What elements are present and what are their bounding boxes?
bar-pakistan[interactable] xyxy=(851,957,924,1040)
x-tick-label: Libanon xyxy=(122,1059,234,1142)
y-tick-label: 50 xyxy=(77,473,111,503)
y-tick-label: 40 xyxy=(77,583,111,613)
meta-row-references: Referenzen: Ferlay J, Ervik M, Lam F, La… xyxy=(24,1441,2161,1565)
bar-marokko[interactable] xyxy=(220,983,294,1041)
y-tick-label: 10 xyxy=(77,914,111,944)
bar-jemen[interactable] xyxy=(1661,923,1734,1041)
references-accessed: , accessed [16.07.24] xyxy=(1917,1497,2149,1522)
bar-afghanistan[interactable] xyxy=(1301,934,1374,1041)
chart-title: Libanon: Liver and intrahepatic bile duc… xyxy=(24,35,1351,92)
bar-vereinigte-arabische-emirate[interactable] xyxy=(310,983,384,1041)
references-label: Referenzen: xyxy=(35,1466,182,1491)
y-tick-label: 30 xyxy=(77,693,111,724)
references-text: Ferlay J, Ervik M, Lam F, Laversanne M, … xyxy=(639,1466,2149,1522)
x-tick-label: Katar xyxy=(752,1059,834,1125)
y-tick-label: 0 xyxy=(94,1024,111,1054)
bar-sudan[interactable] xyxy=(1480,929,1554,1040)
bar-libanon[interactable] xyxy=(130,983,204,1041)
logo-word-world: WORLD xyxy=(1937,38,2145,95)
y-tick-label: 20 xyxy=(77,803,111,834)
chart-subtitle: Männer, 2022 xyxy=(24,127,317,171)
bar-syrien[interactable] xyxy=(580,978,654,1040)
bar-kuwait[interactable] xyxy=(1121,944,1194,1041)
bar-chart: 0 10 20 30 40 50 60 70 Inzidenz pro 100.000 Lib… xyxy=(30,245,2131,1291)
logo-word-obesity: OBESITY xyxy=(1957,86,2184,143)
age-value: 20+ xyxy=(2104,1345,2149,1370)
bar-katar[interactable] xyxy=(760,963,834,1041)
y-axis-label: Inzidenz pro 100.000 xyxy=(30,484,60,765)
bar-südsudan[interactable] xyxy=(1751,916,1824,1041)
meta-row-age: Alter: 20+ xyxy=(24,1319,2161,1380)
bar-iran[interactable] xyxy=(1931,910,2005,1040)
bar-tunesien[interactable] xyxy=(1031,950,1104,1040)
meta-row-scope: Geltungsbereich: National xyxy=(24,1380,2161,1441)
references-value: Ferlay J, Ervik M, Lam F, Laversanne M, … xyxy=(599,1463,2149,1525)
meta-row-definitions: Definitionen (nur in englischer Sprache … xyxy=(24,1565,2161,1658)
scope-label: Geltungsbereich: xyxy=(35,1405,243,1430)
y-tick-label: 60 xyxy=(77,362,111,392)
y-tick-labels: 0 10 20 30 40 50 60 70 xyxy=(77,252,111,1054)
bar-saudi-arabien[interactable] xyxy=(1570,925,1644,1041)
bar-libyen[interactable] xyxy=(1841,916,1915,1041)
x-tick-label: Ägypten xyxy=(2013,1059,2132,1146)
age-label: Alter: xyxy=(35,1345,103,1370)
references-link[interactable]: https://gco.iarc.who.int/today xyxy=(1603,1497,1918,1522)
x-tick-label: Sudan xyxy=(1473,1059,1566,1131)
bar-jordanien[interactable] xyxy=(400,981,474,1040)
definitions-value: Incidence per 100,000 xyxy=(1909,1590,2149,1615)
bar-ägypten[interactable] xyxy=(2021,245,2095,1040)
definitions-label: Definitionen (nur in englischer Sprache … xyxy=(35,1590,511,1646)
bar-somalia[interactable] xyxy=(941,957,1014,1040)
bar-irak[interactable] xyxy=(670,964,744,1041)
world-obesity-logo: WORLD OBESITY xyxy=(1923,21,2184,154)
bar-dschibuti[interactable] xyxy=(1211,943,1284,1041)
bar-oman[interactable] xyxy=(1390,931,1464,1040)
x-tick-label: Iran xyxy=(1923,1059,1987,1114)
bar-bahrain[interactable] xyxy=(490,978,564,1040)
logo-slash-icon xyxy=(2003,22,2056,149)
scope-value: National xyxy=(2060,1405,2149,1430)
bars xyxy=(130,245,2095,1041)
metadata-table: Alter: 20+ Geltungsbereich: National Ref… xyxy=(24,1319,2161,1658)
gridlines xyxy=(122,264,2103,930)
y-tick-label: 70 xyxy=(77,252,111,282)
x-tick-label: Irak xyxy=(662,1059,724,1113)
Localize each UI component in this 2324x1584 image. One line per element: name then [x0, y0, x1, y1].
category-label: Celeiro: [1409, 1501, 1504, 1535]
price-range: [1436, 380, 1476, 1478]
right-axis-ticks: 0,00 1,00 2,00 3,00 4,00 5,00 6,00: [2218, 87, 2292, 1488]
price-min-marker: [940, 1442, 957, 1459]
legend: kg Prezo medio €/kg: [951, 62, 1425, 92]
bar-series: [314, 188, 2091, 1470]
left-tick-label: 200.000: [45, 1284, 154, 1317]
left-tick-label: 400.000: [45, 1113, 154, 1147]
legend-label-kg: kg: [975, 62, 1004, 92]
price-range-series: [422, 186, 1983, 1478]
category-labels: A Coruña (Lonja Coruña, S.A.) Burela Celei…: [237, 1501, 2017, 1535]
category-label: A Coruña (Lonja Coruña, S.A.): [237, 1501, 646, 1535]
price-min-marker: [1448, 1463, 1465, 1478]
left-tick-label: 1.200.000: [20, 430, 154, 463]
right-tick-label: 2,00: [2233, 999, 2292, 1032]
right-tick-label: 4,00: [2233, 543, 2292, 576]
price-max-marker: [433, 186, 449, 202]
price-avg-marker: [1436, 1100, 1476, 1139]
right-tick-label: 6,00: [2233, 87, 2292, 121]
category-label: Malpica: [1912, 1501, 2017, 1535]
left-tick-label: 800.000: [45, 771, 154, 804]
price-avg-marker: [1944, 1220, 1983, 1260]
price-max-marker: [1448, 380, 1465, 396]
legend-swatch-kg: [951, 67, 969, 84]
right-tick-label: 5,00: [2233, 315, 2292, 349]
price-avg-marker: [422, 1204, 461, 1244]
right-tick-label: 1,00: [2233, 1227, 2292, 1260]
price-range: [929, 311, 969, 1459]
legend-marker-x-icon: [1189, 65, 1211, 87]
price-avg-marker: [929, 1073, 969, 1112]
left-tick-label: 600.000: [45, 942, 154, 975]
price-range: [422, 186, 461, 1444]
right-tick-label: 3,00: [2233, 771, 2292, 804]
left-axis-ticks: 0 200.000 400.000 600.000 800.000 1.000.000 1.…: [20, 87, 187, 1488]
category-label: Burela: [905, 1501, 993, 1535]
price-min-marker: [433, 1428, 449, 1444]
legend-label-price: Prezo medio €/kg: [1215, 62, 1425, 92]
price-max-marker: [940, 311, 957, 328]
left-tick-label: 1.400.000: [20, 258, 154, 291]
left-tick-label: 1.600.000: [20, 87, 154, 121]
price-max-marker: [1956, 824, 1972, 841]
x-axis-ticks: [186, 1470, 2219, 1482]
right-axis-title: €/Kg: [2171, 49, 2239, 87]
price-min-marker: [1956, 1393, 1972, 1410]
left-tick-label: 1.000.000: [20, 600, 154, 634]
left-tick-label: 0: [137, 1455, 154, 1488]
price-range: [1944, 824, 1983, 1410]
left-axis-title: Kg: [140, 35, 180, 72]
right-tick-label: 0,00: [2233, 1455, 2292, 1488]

================================

Réécrivez sous forme de liste numérotée les lignes du matériel, en partant de son début et en allant jusqu'à la ligne qui contient « meta-row-references: Referenzen: Ferlay », celle-ci comprise. Omettez les lignes vides.

1. What elements are present and what are their bounding boxes?
2. bar-pakistan[interactable] xyxy=(851,957,924,1040)
3. x-tick-label: Libanon xyxy=(122,1059,234,1142)
4. y-tick-label: 50 xyxy=(77,473,111,503)
5. y-tick-label: 40 xyxy=(77,583,111,613)
6. meta-row-references: Referenzen: Ferlay J, Ervik M, Lam F, La… xyxy=(24,1441,2161,1565)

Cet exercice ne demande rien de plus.